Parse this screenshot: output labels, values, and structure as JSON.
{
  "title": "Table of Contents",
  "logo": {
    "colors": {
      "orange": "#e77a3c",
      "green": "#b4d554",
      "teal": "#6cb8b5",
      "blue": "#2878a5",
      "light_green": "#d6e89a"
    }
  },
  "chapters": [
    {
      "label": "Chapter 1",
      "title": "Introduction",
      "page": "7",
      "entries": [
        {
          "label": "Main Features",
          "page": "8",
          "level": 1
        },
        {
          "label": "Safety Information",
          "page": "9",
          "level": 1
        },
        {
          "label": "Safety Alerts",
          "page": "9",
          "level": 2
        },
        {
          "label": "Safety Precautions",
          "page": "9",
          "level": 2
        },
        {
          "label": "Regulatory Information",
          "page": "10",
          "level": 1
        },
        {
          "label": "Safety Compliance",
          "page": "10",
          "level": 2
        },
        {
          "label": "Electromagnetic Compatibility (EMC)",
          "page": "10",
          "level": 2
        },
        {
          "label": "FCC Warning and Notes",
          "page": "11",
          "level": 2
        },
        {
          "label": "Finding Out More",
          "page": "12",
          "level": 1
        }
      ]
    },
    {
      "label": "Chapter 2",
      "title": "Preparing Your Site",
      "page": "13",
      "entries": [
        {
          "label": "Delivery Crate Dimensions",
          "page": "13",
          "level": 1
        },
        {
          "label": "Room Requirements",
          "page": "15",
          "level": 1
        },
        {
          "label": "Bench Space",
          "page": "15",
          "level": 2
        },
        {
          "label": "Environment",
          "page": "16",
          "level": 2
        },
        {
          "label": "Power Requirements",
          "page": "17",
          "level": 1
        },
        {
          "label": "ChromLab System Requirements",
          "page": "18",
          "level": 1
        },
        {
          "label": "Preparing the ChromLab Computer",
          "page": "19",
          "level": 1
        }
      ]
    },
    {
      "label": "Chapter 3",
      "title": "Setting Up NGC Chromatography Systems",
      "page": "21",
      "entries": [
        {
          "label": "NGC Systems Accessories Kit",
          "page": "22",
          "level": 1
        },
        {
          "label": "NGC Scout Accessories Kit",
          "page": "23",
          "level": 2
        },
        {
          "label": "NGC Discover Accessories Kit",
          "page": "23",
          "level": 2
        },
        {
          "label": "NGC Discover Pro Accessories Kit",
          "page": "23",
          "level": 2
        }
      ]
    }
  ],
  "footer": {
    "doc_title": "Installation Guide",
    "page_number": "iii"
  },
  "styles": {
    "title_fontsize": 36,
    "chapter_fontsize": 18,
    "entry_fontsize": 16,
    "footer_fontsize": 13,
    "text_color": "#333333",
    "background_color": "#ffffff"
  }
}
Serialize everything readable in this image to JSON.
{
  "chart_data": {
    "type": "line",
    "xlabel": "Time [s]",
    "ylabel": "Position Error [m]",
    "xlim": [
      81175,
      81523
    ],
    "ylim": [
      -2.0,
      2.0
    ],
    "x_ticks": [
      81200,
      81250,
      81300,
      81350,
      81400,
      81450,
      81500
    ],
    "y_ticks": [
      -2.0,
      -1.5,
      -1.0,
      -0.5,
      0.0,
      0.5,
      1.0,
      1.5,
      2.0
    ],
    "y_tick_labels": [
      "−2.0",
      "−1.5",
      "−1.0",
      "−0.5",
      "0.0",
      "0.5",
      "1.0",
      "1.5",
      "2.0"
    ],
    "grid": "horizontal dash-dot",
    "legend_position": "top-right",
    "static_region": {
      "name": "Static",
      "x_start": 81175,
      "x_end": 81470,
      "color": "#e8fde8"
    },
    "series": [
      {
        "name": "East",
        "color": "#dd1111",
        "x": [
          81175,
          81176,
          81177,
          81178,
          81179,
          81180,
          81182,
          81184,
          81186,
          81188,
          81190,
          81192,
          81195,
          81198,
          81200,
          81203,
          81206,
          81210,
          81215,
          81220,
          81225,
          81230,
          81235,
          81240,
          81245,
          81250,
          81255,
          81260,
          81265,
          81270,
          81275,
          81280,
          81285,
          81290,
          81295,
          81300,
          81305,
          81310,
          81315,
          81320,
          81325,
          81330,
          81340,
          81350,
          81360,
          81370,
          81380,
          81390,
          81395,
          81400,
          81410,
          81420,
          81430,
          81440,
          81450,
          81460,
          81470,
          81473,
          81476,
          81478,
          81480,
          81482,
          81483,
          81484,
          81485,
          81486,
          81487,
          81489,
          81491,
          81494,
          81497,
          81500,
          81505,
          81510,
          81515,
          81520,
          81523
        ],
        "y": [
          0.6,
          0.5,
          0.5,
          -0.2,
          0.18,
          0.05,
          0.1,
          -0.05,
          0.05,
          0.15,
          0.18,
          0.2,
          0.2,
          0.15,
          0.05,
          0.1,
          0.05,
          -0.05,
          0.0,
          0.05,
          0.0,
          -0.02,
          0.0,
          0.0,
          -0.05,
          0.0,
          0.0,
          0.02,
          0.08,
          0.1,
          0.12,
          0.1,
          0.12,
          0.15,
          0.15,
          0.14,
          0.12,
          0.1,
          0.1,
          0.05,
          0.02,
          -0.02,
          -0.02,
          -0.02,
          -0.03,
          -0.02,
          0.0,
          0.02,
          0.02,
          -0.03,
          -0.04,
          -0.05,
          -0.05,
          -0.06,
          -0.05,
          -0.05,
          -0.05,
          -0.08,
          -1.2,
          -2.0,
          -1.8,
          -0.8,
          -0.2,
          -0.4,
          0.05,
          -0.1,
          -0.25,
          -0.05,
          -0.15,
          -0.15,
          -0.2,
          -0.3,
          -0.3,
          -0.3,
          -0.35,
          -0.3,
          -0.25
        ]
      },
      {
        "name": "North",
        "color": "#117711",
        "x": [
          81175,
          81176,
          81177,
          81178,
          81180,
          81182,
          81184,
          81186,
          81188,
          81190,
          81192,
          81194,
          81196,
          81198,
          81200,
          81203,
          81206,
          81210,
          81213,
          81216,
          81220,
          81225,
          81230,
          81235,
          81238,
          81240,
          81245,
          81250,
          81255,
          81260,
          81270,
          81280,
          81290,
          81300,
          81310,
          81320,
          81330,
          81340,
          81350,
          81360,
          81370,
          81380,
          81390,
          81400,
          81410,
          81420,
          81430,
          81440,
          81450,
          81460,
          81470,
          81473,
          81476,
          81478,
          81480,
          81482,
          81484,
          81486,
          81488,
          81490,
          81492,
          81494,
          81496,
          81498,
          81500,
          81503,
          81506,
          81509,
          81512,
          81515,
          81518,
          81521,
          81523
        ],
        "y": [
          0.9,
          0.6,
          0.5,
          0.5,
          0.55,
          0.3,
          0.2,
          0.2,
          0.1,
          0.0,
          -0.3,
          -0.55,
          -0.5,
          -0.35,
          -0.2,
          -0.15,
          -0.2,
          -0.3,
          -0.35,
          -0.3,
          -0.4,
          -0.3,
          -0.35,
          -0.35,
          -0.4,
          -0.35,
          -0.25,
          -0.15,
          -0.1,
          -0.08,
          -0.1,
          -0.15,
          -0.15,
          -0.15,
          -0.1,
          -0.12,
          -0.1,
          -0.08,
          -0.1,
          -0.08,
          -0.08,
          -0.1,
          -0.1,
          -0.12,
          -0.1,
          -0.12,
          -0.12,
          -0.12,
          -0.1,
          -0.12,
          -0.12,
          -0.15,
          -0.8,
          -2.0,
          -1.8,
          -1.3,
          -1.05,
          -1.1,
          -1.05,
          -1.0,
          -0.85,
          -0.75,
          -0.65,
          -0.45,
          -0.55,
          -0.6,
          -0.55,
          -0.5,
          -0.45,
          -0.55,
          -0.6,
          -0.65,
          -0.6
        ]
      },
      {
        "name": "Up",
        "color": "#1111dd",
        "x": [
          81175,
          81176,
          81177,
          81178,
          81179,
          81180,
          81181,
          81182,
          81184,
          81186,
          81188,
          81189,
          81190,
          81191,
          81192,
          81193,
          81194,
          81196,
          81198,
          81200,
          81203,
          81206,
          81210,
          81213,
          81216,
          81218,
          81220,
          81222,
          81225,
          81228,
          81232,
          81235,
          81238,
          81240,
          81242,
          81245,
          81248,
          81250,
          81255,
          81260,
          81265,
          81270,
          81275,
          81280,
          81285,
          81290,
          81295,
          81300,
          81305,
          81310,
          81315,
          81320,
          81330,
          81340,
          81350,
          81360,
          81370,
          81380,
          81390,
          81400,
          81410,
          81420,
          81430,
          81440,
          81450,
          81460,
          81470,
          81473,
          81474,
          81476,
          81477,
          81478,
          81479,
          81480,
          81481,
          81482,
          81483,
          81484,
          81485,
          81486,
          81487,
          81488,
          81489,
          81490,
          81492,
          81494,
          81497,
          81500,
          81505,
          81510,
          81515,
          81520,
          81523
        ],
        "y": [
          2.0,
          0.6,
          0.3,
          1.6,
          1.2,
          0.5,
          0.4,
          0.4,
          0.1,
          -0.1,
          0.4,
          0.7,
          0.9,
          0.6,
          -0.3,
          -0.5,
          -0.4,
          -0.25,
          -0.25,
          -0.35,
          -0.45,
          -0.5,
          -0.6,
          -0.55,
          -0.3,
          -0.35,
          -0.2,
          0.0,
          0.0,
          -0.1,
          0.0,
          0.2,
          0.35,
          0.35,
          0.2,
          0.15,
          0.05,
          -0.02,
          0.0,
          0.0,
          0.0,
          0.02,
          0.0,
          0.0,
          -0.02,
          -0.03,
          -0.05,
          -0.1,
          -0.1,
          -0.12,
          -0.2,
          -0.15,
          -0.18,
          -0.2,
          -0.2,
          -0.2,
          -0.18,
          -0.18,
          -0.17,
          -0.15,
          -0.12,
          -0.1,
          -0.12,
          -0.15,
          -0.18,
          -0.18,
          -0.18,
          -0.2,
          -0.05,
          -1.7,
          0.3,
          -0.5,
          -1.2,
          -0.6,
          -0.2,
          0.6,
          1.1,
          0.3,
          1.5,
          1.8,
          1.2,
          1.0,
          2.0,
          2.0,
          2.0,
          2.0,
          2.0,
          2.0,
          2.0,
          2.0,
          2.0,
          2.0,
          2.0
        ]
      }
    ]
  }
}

------------------------------------------------------------

• [Task instructions] Reply with the number of lines in the preceding entries that contain "name", and no other words.

• [Exercise solution] 4